(Data records)
------------

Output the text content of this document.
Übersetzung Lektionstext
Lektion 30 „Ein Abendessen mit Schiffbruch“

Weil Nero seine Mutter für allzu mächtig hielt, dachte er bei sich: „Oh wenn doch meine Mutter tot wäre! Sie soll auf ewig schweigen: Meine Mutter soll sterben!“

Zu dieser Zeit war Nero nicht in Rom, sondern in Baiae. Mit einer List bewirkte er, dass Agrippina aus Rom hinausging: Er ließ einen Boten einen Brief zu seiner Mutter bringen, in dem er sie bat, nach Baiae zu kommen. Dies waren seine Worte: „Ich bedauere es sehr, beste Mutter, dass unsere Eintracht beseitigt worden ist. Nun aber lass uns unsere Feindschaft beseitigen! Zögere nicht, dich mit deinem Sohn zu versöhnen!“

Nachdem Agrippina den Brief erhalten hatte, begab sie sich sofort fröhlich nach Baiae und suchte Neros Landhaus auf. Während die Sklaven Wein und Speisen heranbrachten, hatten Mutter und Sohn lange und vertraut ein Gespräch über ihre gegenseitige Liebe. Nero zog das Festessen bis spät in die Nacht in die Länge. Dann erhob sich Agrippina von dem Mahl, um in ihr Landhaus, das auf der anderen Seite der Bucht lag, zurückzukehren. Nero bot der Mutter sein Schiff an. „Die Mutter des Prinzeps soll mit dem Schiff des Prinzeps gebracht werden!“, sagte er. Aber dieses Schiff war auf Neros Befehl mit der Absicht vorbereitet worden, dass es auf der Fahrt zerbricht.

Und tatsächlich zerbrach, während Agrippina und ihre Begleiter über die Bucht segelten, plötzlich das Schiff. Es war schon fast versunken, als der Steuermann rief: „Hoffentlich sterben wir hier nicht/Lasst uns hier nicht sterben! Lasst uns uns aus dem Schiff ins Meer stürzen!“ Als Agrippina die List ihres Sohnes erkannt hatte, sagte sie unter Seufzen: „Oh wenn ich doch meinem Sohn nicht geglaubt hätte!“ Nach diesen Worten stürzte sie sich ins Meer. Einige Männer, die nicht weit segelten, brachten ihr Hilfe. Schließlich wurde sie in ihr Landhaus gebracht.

------------

- PROBLEM STATEMENT -
Transcribe the material above in its entirety. Match it exactly.

- CORRECT ANSWER -
Output the text content of this document.
Übersetzung Lektionstext
Lektion 30 „Ein Abendessen mit Schiffbruch“

Weil Nero seine Mutter für allzu mächtig hielt, dachte er bei sich: „Oh wenn doch meine Mutter tot wäre! Sie soll auf ewig schweigen: Meine Mutter soll sterben!“

Zu dieser Zeit war Nero nicht in Rom, sondern in Baiae. Mit einer List bewirkte er, dass Agrippina aus Rom hinausging: Er ließ einen Boten einen Brief zu seiner Mutter bringen, in dem er sie bat, nach Baiae zu kommen. Dies waren seine Worte: „Ich bedauere es sehr, beste Mutter, dass unsere Eintracht beseitigt worden ist. Nun aber lass uns unsere Feindschaft beseitigen! Zögere nicht, dich mit deinem Sohn zu versöhnen!“

Nachdem Agrippina den Brief erhalten hatte, begab sie sich sofort fröhlich nach Baiae und suchte Neros Landhaus auf. Während die Sklaven Wein und Speisen heranbrachten, hatten Mutter und Sohn lange und vertraut ein Gespräch über ihre gegenseitige Liebe. Nero zog das Festessen bis spät in die Nacht in die Länge. Dann erhob sich Agrippina von dem Mahl, um in ihr Landhaus, das auf der anderen Seite der Bucht lag, zurückzukehren. Nero bot der Mutter sein Schiff an. „Die Mutter des Prinzeps soll mit dem Schiff des Prinzeps gebracht werden!“, sagte er. Aber dieses Schiff war auf Neros Befehl mit der Absicht vorbereitet worden, dass es auf der Fahrt zerbricht.

Und tatsächlich zerbrach, während Agrippina und ihre Begleiter über die Bucht segelten, plötzlich das Schiff. Es war schon fast versunken, als der Steuermann rief: „Hoffentlich sterben wir hier nicht/Lasst uns hier nicht sterben! Lasst uns uns aus dem Schiff ins Meer stürzen!“ Als Agrippina die List ihres Sohnes erkannt hatte, sagte sie unter Seufzen: „Oh wenn ich doch meinem Sohn nicht geglaubt hätte!“ Nach diesen Worten stürzte sie sich ins Meer. Einige Männer, die nicht weit segelten, brachten ihr Hilfe. Schließlich wurde sie in ihr Landhaus gebracht.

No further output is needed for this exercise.